[Start PROVIDED MATERIAL]

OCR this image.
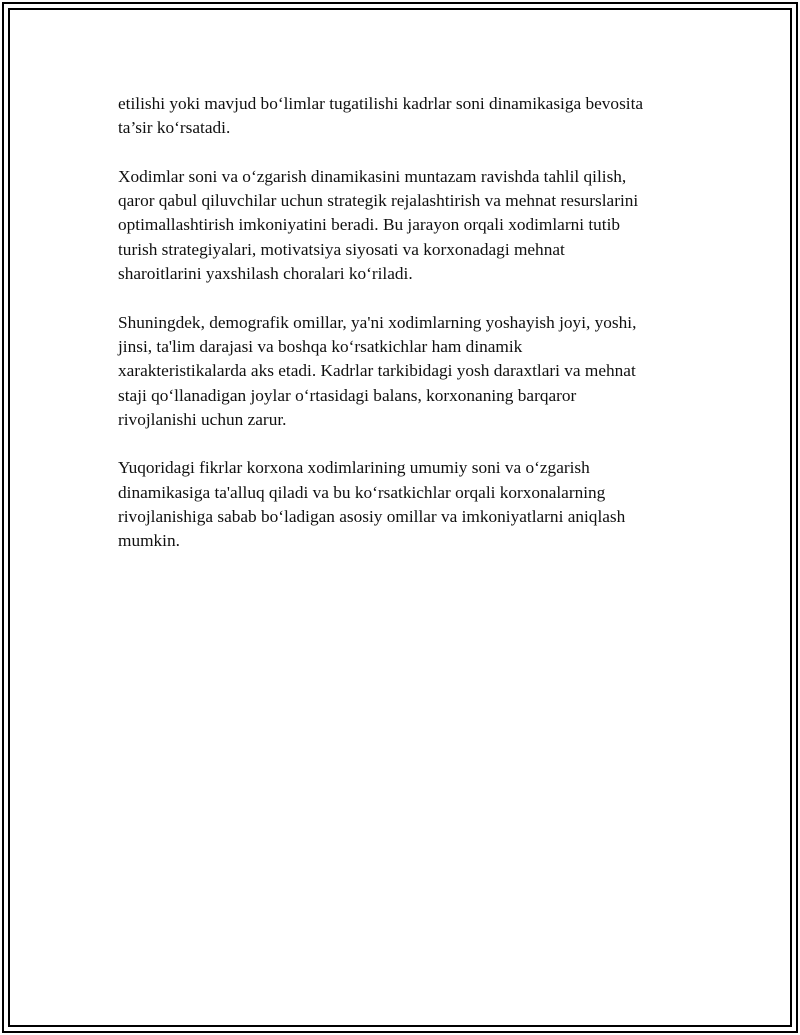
etilishi yoki mavjud bo‘limlar tugatilishi kadrlar soni dinamikasiga bevosita
ta’sir ko‘rsatadi.

Xodimlar soni va o‘zgarish dinamikasini muntazam ravishda tahlil qilish,
qaror qabul qiluvchilar uchun strategik rejalashtirish va mehnat resurslarini
optimallashtirish imkoniyatini beradi. Bu jarayon orqali xodimlarni tutib
turish strategiyalari, motivatsiya siyosati va korxonadagi mehnat
sharoitlarini yaxshilash choralari ko‘riladi.

Shuningdek, demografik omillar, ya'ni xodimlarning yoshayish joyi, yoshi,
jinsi, ta'lim darajasi va boshqa ko‘rsatkichlar ham dinamik
xarakteristikalarda aks etadi. Kadrlar tarkibidagi yosh daraxtlari va mehnat
staji qo‘llanadigan joylar o‘rtasidagi balans, korxonaning barqaror
rivojlanishi uchun zarur.

Yuqoridagi fikrlar korxona xodimlarining umumiy soni va o‘zgarish
dinamikasiga ta'alluq qiladi va bu ko‘rsatkichlar orqali korxonalarning
rivojlanishiga sabab bo‘ladigan asosiy omillar va imkoniyatlarni aniqlash
mumkin.
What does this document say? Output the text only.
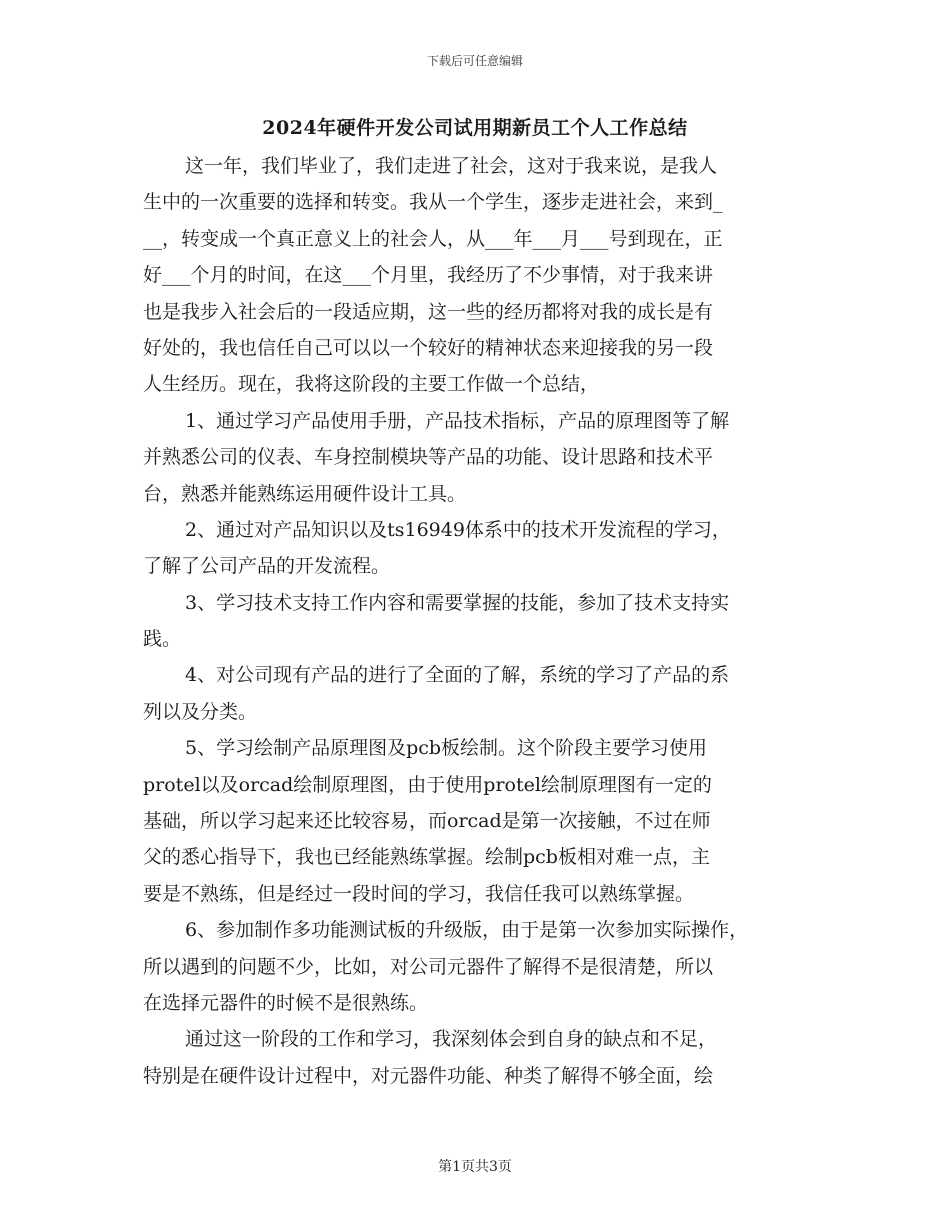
下载后可任意编辑
2024年硬件开发公司试用期新员工个人工作总结
这一年，我们毕业了，我们走进了社会，这对于我来说，是我人
生中的一次重要的选择和转变。我从一个学生，逐步走进社会，来到_
__，转变成一个真正意义上的社会人，从___年___月___号到现在，正
好___个月的时间，在这___个月里，我经历了不少事情，对于我来讲
也是我步入社会后的一段适应期，这一些的经历都将对我的成长是有
好处的，我也信任自己可以以一个较好的精神状态来迎接我的另一段
人生经历。现在，我将这阶段的主要工作做一个总结，
1、通过学习产品使用手册，产品技术指标，产品的原理图等了解
并熟悉公司的仪表、车身控制模块等产品的功能、设计思路和技术平
台，熟悉并能熟练运用硬件设计工具。
2、通过对产品知识以及ts16949体系中的技术开发流程的学习，
了解了公司产品的开发流程。
3、学习技术支持工作内容和需要掌握的技能，参加了技术支持实
践。
4、对公司现有产品的进行了全面的了解，系统的学习了产品的系
列以及分类。
5、学习绘制产品原理图及pcb板绘制。这个阶段主要学习使用
protel以及orcad绘制原理图，由于使用protel绘制原理图有一定的
基础，所以学习起来还比较容易，而orcad是第一次接触，不过在师
父的悉心指导下，我也已经能熟练掌握。绘制pcb板相对难一点，主
要是不熟练，但是经过一段时间的学习，我信任我可以熟练掌握。
6、参加制作多功能测试板的升级版，由于是第一次参加实际操作，
所以遇到的问题不少，比如，对公司元器件了解得不是很清楚，所以
在选择元器件的时候不是很熟练。
通过这一阶段的工作和学习，我深刻体会到自身的缺点和不足，
特别是在硬件设计过程中，对元器件功能、种类了解得不够全面，绘
第1页共3页
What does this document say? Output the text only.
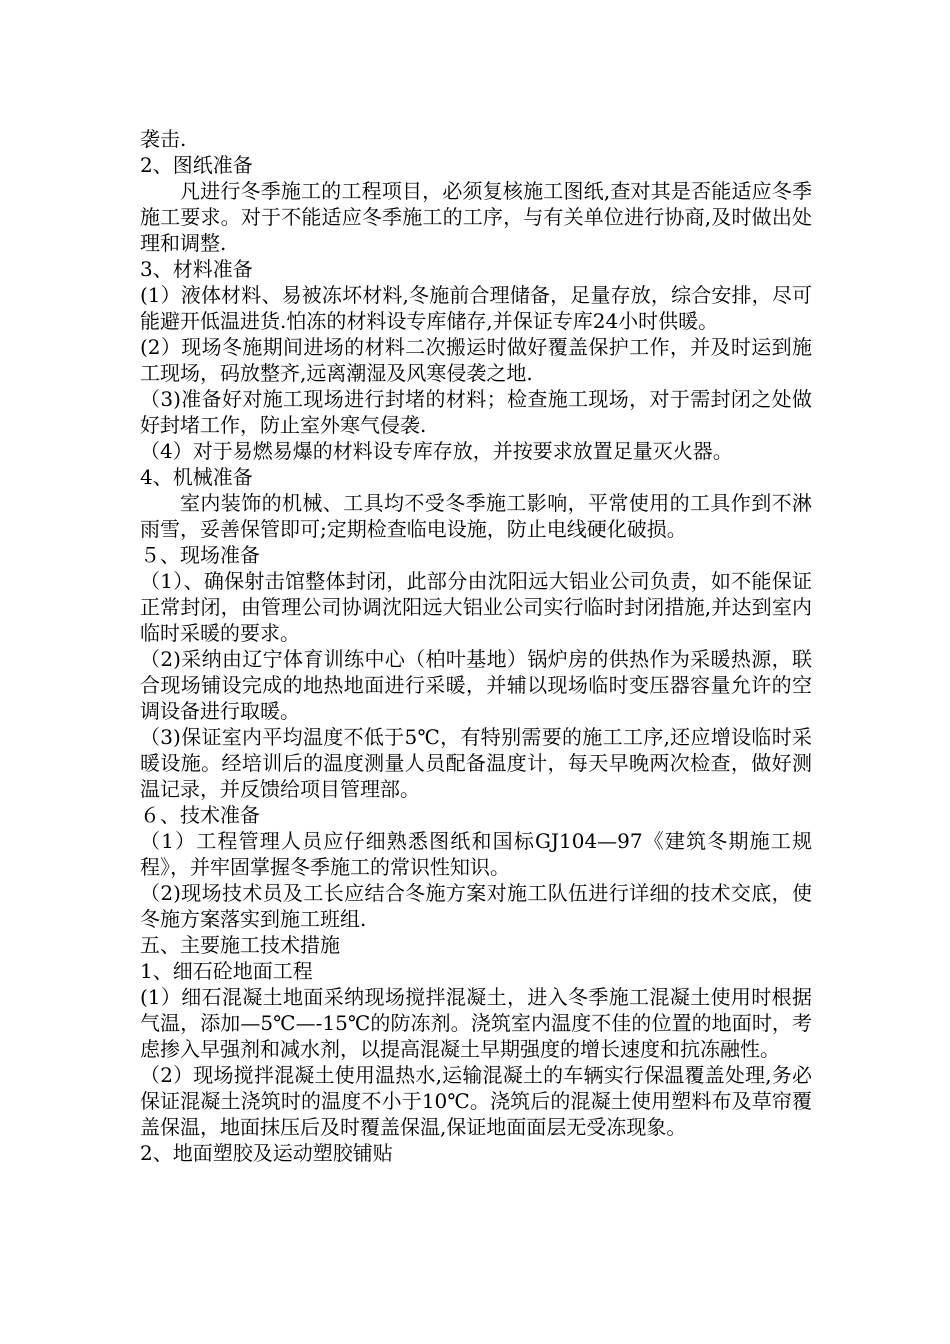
袭击.

2、图纸准备

凡进行冬季施工的工程项目，必须复核施工图纸,查对其是否能适应冬季施工要求。对于不能适应冬季施工的工序，与有关单位进行协商,及时做出处理和调整.

3、材料准备

(1）液体材料、易被冻坏材料,冬施前合理储备，足量存放，综合安排，尽可能避开低温进货.怕冻的材料设专库储存,并保证专库24小时供暖。

(2）现场冬施期间进场的材料二次搬运时做好覆盖保护工作，并及时运到施工现场，码放整齐,远离潮湿及风寒侵袭之地.

（3)准备好对施工现场进行封堵的材料；检查施工现场，对于需封闭之处做好封堵工作，防止室外寒气侵袭.

（4）对于易燃易爆的材料设专库存放，并按要求放置足量灭火器。

4、机械准备

室内装饰的机械、工具均不受冬季施工影响，平常使用的工具作到不淋雨雪，妥善保管即可;定期检查临电设施，防止电线硬化破损。

５、现场准备

（1）、确保射击馆整体封闭，此部分由沈阳远大铝业公司负责，如不能保证正常封闭，由管理公司协调沈阳远大铝业公司实行临时封闭措施,并达到室内临时采暖的要求。

（2)采纳由辽宁体育训练中心（柏叶基地）锅炉房的供热作为采暖热源，联合现场铺设完成的地热地面进行采暖，并辅以现场临时变压器容量允许的空调设备进行取暖。

（3)保证室内平均温度不低于5℃，有特别需要的施工工序,还应增设临时采暖设施。经培训后的温度测量人员配备温度计，每天早晚两次检查，做好测温记录，并反馈给项目管理部。

６、技术准备

（1）工程管理人员应仔细熟悉图纸和国标GJ104—97《建筑冬期施工规程》，并牢固掌握冬季施工的常识性知识。

（2)现场技术员及工长应结合冬施方案对施工队伍进行详细的技术交底，使冬施方案落实到施工班组.

五、主要施工技术措施

1、细石砼地面工程

(1）细石混凝土地面采纳现场搅拌混凝土，进入冬季施工混凝土使用时根据气温，添加—5℃—-15℃的防冻剂。浇筑室内温度不佳的位置的地面时，考虑掺入早强剂和减水剂，以提高混凝土早期强度的增长速度和抗冻融性。

（2）现场搅拌混凝土使用温热水,运输混凝土的车辆实行保温覆盖处理,务必保证混凝土浇筑时的温度不小于10℃。浇筑后的混凝土使用塑料布及草帘覆盖保温，地面抹压后及时覆盖保温,保证地面面层无受冻现象。

2、地面塑胶及运动塑胶铺贴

[End PROVIDED MATERIAL]

Transcribe every record above exactly, leaving out the pictures.

OCR this image.
etilishi yoki mavjud bo‘limlar tugatilishi kadrlar soni dinamikasiga bevosita
ta’sir ko‘rsatadi.

Xodimlar soni va o‘zgarish dinamikasini muntazam ravishda tahlil qilish,
qaror qabul qiluvchilar uchun strategik rejalashtirish va mehnat resurslarini
optimallashtirish imkoniyatini beradi. Bu jarayon orqali xodimlarni tutib
turish strategiyalari, motivatsiya siyosati va korxonadagi mehnat
sharoitlarini yaxshilash choralari ko‘riladi.

Shuningdek, demografik omillar, ya'ni xodimlarning yoshayish joyi, yoshi,
jinsi, ta'lim darajasi va boshqa ko‘rsatkichlar ham dinamik
xarakteristikalarda aks etadi. Kadrlar tarkibidagi yosh daraxtlari va mehnat
staji qo‘llanadigan joylar o‘rtasidagi balans, korxonaning barqaror
rivojlanishi uchun zarur.

Yuqoridagi fikrlar korxona xodimlarining umumiy soni va o‘zgarish
dinamikasiga ta'alluq qiladi va bu ko‘rsatkichlar orqali korxonalarning
rivojlanishiga sabab bo‘ladigan asosiy omillar va imkoniyatlarni aniqlash
mumkin.
What does this document say? Output the text only.
下载后可任意编辑
2024年硬件开发公司试用期新员工个人工作总结
这一年，我们毕业了，我们走进了社会，这对于我来说，是我人
生中的一次重要的选择和转变。我从一个学生，逐步走进社会，来到_
__，转变成一个真正意义上的社会人，从___年___月___号到现在，正
好___个月的时间，在这___个月里，我经历了不少事情，对于我来讲
也是我步入社会后的一段适应期，这一些的经历都将对我的成长是有
好处的，我也信任自己可以以一个较好的精神状态来迎接我的另一段
人生经历。现在，我将这阶段的主要工作做一个总结，
1、通过学习产品使用手册，产品技术指标，产品的原理图等了解
并熟悉公司的仪表、车身控制模块等产品的功能、设计思路和技术平
台，熟悉并能熟练运用硬件设计工具。
2、通过对产品知识以及ts16949体系中的技术开发流程的学习，
了解了公司产品的开发流程。
3、学习技术支持工作内容和需要掌握的技能，参加了技术支持实
践。
4、对公司现有产品的进行了全面的了解，系统的学习了产品的系
列以及分类。
5、学习绘制产品原理图及pcb板绘制。这个阶段主要学习使用
protel以及orcad绘制原理图，由于使用protel绘制原理图有一定的
基础，所以学习起来还比较容易，而orcad是第一次接触，不过在师
父的悉心指导下，我也已经能熟练掌握。绘制pcb板相对难一点，主
要是不熟练，但是经过一段时间的学习，我信任我可以熟练掌握。
6、参加制作多功能测试板的升级版，由于是第一次参加实际操作，
所以遇到的问题不少，比如，对公司元器件了解得不是很清楚，所以
在选择元器件的时候不是很熟练。
通过这一阶段的工作和学习，我深刻体会到自身的缺点和不足，
特别是在硬件设计过程中，对元器件功能、种类了解得不够全面，绘
第1页共3页
What does this document say? Output the text only.
袭击.

2、图纸准备

凡进行冬季施工的工程项目，必须复核施工图纸,查对其是否能适应冬季施工要求。对于不能适应冬季施工的工序，与有关单位进行协商,及时做出处理和调整.

3、材料准备

(1）液体材料、易被冻坏材料,冬施前合理储备，足量存放，综合安排，尽可能避开低温进货.怕冻的材料设专库储存,并保证专库24小时供暖。

(2）现场冬施期间进场的材料二次搬运时做好覆盖保护工作，并及时运到施工现场，码放整齐,远离潮湿及风寒侵袭之地.

（3)准备好对施工现场进行封堵的材料；检查施工现场，对于需封闭之处做好封堵工作，防止室外寒气侵袭.

（4）对于易燃易爆的材料设专库存放，并按要求放置足量灭火器。

4、机械准备

室内装饰的机械、工具均不受冬季施工影响，平常使用的工具作到不淋雨雪，妥善保管即可;定期检查临电设施，防止电线硬化破损。

５、现场准备

（1）、确保射击馆整体封闭，此部分由沈阳远大铝业公司负责，如不能保证正常封闭，由管理公司协调沈阳远大铝业公司实行临时封闭措施,并达到室内临时采暖的要求。

（2)采纳由辽宁体育训练中心（柏叶基地）锅炉房的供热作为采暖热源，联合现场铺设完成的地热地面进行采暖，并辅以现场临时变压器容量允许的空调设备进行取暖。

（3)保证室内平均温度不低于5℃，有特别需要的施工工序,还应增设临时采暖设施。经培训后的温度测量人员配备温度计，每天早晚两次检查，做好测温记录，并反馈给项目管理部。

６、技术准备

（1）工程管理人员应仔细熟悉图纸和国标GJ104—97《建筑冬期施工规程》，并牢固掌握冬季施工的常识性知识。

（2)现场技术员及工长应结合冬施方案对施工队伍进行详细的技术交底，使冬施方案落实到施工班组.

五、主要施工技术措施

1、细石砼地面工程

(1）细石混凝土地面采纳现场搅拌混凝土，进入冬季施工混凝土使用时根据气温，添加—5℃—-15℃的防冻剂。浇筑室内温度不佳的位置的地面时，考虑掺入早强剂和减水剂，以提高混凝土早期强度的增长速度和抗冻融性。

（2）现场搅拌混凝土使用温热水,运输混凝土的车辆实行保温覆盖处理,务必保证混凝土浇筑时的温度不小于10℃。浇筑后的混凝土使用塑料布及草帘覆盖保温，地面抹压后及时覆盖保温,保证地面面层无受冻现象。

2、地面塑胶及运动塑胶铺贴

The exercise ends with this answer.